» Exercise requirements:
Find the lines holding "Segala" and copy them.

(Saved entries)

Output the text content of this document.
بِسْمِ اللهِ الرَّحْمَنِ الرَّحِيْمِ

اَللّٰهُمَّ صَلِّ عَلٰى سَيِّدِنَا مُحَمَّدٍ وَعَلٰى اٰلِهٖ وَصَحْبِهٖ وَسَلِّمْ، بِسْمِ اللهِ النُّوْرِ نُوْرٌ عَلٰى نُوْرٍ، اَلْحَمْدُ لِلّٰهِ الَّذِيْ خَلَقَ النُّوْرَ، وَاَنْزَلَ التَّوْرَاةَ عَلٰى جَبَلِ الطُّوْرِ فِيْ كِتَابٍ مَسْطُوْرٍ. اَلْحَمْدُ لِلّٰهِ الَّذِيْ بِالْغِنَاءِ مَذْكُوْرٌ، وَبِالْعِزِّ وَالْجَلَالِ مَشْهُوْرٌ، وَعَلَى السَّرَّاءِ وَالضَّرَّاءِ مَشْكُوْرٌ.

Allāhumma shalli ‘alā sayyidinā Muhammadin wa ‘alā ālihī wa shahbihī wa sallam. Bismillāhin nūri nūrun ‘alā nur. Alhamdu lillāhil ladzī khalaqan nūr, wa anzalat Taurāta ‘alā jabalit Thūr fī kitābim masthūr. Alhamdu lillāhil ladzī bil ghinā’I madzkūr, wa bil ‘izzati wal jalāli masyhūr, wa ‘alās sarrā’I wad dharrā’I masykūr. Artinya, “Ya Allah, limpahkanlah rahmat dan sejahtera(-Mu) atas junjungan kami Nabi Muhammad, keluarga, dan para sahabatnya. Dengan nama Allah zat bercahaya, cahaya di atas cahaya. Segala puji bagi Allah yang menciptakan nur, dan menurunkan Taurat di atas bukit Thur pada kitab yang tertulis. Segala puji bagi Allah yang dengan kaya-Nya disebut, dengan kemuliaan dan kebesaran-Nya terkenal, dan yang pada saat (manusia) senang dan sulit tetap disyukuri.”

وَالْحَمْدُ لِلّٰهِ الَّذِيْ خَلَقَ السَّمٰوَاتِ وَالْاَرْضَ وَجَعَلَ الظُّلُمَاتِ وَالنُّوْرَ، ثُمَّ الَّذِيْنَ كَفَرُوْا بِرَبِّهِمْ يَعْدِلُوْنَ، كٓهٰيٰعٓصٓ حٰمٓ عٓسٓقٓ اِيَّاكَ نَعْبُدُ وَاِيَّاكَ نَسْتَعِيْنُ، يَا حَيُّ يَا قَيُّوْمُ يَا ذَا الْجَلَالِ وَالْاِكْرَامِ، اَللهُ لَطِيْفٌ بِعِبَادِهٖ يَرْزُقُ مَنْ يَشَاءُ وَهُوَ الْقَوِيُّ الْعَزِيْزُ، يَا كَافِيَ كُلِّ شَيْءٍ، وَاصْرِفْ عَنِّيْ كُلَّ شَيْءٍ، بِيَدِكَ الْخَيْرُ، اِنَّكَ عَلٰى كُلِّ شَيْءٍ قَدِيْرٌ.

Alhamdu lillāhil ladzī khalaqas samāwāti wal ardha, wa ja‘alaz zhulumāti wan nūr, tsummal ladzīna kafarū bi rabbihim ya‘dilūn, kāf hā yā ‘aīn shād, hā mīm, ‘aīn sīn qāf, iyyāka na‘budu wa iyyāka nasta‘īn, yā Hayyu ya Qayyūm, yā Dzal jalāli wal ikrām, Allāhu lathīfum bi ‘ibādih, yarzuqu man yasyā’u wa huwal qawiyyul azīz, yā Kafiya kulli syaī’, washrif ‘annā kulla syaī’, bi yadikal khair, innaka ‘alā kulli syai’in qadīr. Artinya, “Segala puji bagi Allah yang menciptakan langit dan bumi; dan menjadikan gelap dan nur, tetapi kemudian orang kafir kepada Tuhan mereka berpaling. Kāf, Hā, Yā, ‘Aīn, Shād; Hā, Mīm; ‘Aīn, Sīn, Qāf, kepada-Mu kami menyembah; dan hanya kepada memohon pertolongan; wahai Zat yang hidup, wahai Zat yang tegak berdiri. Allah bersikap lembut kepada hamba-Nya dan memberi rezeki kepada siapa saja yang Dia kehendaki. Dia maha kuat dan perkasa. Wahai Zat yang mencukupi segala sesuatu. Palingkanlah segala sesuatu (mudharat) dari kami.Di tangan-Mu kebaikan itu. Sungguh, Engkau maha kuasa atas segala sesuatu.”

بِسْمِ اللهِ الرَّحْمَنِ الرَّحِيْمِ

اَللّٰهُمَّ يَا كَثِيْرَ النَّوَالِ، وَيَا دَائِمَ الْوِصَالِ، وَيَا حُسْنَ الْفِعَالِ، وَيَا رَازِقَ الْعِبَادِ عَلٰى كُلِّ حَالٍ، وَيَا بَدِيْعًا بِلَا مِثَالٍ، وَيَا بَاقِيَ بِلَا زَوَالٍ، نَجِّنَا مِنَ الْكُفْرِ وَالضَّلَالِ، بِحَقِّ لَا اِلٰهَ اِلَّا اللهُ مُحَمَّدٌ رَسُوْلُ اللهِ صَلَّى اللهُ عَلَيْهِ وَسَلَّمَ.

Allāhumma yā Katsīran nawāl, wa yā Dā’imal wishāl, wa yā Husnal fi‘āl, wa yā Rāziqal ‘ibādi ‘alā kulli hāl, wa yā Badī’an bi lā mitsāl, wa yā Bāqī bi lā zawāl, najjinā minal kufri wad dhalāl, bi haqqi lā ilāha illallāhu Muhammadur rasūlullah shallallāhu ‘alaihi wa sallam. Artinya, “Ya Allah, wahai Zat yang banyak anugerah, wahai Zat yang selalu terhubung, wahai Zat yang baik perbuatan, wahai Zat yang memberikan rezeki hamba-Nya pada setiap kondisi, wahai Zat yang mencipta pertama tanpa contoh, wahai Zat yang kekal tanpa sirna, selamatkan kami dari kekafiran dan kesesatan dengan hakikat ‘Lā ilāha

» The solution:
Allāhumma shalli ‘alā sayyidinā Muhammadin wa ‘alā ālihī wa shahbihī wa sallam. Bismillāhin nūri nūrun ‘alā nur. Alhamdu lillāhil ladzī khalaqan nūr, wa anzalat Taurāta ‘alā jabalit Thūr fī kitābim masthūr. Alhamdu lillāhil ladzī bil ghinā’I madzkūr, wa bil ‘izzati wal jalāli masyhūr, wa ‘alās sarrā’I wad dharrā’I masykūr. Artinya, “Ya Allah, limpahkanlah rahmat dan sejahtera(-Mu) atas junjungan kami Nabi Muhammad, keluarga, dan para sahabatnya. Dengan nama Allah zat bercahaya, cahaya di atas cahaya. Segala puji bagi Allah yang menciptakan nur, dan menurunkan Taurat di atas bukit Thur pada kitab yang tertulis. Segala puji bagi Allah yang dengan kaya-Nya disebut, dengan kemuliaan dan kebesaran-Nya terkenal, dan yang pada saat (manusia) senang dan sulit tetap disyukuri.”
Alhamdu lillāhil ladzī khalaqas samāwāti wal ardha, wa ja‘alaz zhulumāti wan nūr, tsummal ladzīna kafarū bi rabbihim ya‘dilūn, kāf hā yā ‘aīn shād, hā mīm, ‘aīn sīn qāf, iyyāka na‘budu wa iyyāka nasta‘īn, yā Hayyu ya Qayyūm, yā Dzal jalāli wal ikrām, Allāhu lathīfum bi ‘ibādih, yarzuqu man yasyā’u wa huwal qawiyyul azīz, yā Kafiya kulli syaī’, washrif ‘annā kulla syaī’, bi yadikal khair, innaka ‘alā kulli syai’in qadīr. Artinya, “Segala puji bagi Allah yang menciptakan langit dan bumi; dan menjadikan gelap dan nur, tetapi kemudian orang kafir kepada Tuhan mereka berpaling. Kāf, Hā, Yā, ‘Aīn, Shād; Hā, Mīm; ‘Aīn, Sīn, Qāf, kepada-Mu kami menyembah; dan hanya kepada memohon pertolongan; wahai Zat yang hidup, wahai Zat yang tegak berdiri. Allah bersikap lembut kepada hamba-Nya dan memberi rezeki kepada siapa saja yang Dia kehendaki. Dia maha kuat dan perkasa. Wahai Zat yang mencukupi segala sesuatu. Palingkanlah segala sesuatu (mudharat) dari kami.Di tangan-Mu kebaikan itu. Sungguh, Engkau maha kuasa atas segala sesuatu.”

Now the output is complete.